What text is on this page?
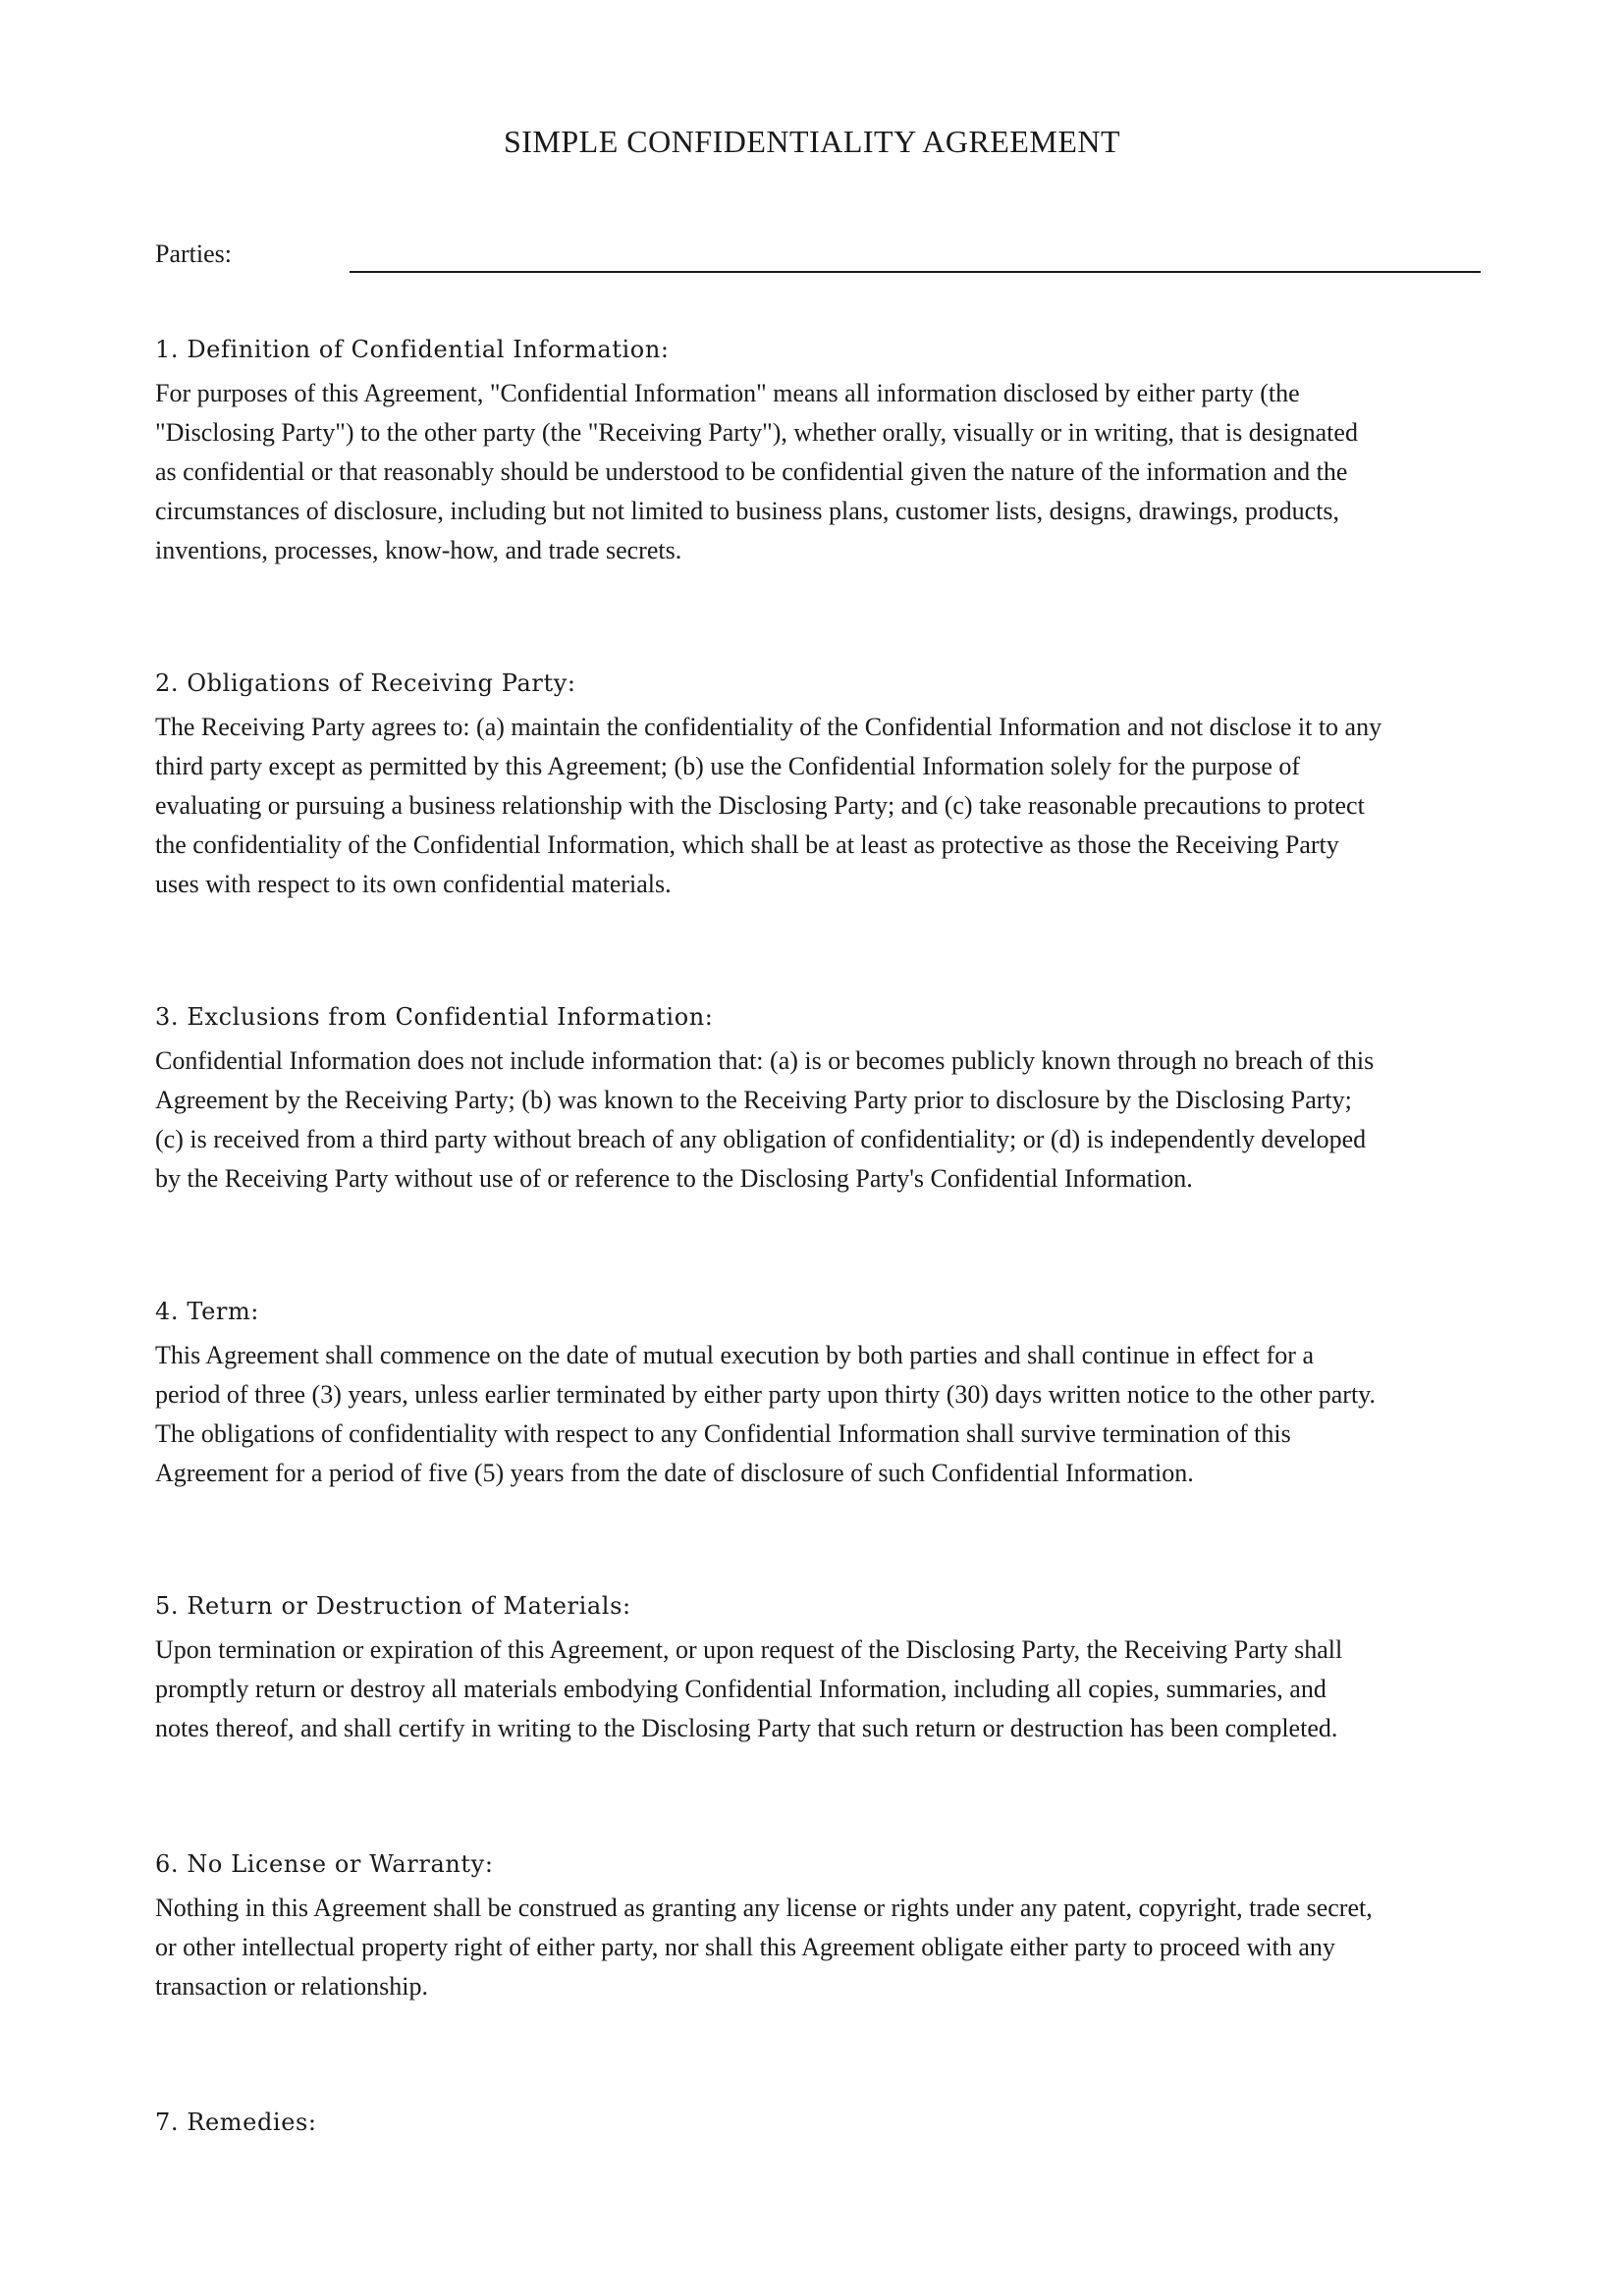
SIMPLE CONFIDENTIALITY AGREEMENT
Parties:

1. Definition of Confidential Information:

For purposes of this Agreement, "Confidential Information" means all information disclosed by either party (the
"Disclosing Party") to the other party (the "Receiving Party"), whether orally, visually or in writing, that is designated
as confidential or that reasonably should be understood to be confidential given the nature of the information and the
circumstances of disclosure, including but not limited to business plans, customer lists, designs, drawings, products,
inventions, processes, know-how, and trade secrets.

2. Obligations of Receiving Party:

The Receiving Party agrees to: (a) maintain the confidentiality of the Confidential Information and not disclose it to any
third party except as permitted by this Agreement; (b) use the Confidential Information solely for the purpose of
evaluating or pursuing a business relationship with the Disclosing Party; and (c) take reasonable precautions to protect
the confidentiality of the Confidential Information, which shall be at least as protective as those the Receiving Party
uses with respect to its own confidential materials.

3. Exclusions from Confidential Information:

Confidential Information does not include information that: (a) is or becomes publicly known through no breach of this
Agreement by the Receiving Party; (b) was known to the Receiving Party prior to disclosure by the Disclosing Party;
(c) is received from a third party without breach of any obligation of confidentiality; or (d) is independently developed
by the Receiving Party without use of or reference to the Disclosing Party's Confidential Information.

4. Term:

This Agreement shall commence on the date of mutual execution by both parties and shall continue in effect for a
period of three (3) years, unless earlier terminated by either party upon thirty (30) days written notice to the other party.
The obligations of confidentiality with respect to any Confidential Information shall survive termination of this
Agreement for a period of five (5) years from the date of disclosure of such Confidential Information.

5. Return or Destruction of Materials:

Upon termination or expiration of this Agreement, or upon request of the Disclosing Party, the Receiving Party shall
promptly return or destroy all materials embodying Confidential Information, including all copies, summaries, and
notes thereof, and shall certify in writing to the Disclosing Party that such return or destruction has been completed.

6. No License or Warranty:

Nothing in this Agreement shall be construed as granting any license or rights under any patent, copyright, trade secret,
or other intellectual property right of either party, nor shall this Agreement obligate either party to proceed with any
transaction or relationship.

7. Remedies:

....

TASK INSTRUCTIONS = Leave the pictures out and print the records above exactly as they stand.

TASK RESULT =
What text is on this page?
SIMPLE CONFIDENTIALITY AGREEMENT
Parties:

1. Definition of Confidential Information:

For purposes of this Agreement, "Confidential Information" means all information disclosed by either party (the
"Disclosing Party") to the other party (the "Receiving Party"), whether orally, visually or in writing, that is designated
as confidential or that reasonably should be understood to be confidential given the nature of the information and the
circumstances of disclosure, including but not limited to business plans, customer lists, designs, drawings, products,
inventions, processes, know-how, and trade secrets.

2. Obligations of Receiving Party:

The Receiving Party agrees to: (a) maintain the confidentiality of the Confidential Information and not disclose it to any
third party except as permitted by this Agreement; (b) use the Confidential Information solely for the purpose of
evaluating or pursuing a business relationship with the Disclosing Party; and (c) take reasonable precautions to protect
the confidentiality of the Confidential Information, which shall be at least as protective as those the Receiving Party
uses with respect to its own confidential materials.

3. Exclusions from Confidential Information:

Confidential Information does not include information that: (a) is or becomes publicly known through no breach of this
Agreement by the Receiving Party; (b) was known to the Receiving Party prior to disclosure by the Disclosing Party;
(c) is received from a third party without breach of any obligation of confidentiality; or (d) is independently developed
by the Receiving Party without use of or reference to the Disclosing Party's Confidential Information.

4. Term:

This Agreement shall commence on the date of mutual execution by both parties and shall continue in effect for a
period of three (3) years, unless earlier terminated by either party upon thirty (30) days written notice to the other party.
The obligations of confidentiality with respect to any Confidential Information shall survive termination of this
Agreement for a period of five (5) years from the date of disclosure of such Confidential Information.

5. Return or Destruction of Materials:

Upon termination or expiration of this Agreement, or upon request of the Disclosing Party, the Receiving Party shall
promptly return or destroy all materials embodying Confidential Information, including all copies, summaries, and
notes thereof, and shall certify in writing to the Disclosing Party that such return or destruction has been completed.

6. No License or Warranty:

Nothing in this Agreement shall be construed as granting any license or rights under any patent, copyright, trade secret,
or other intellectual property right of either party, nor shall this Agreement obligate either party to proceed with any
transaction or relationship.

7. Remedies:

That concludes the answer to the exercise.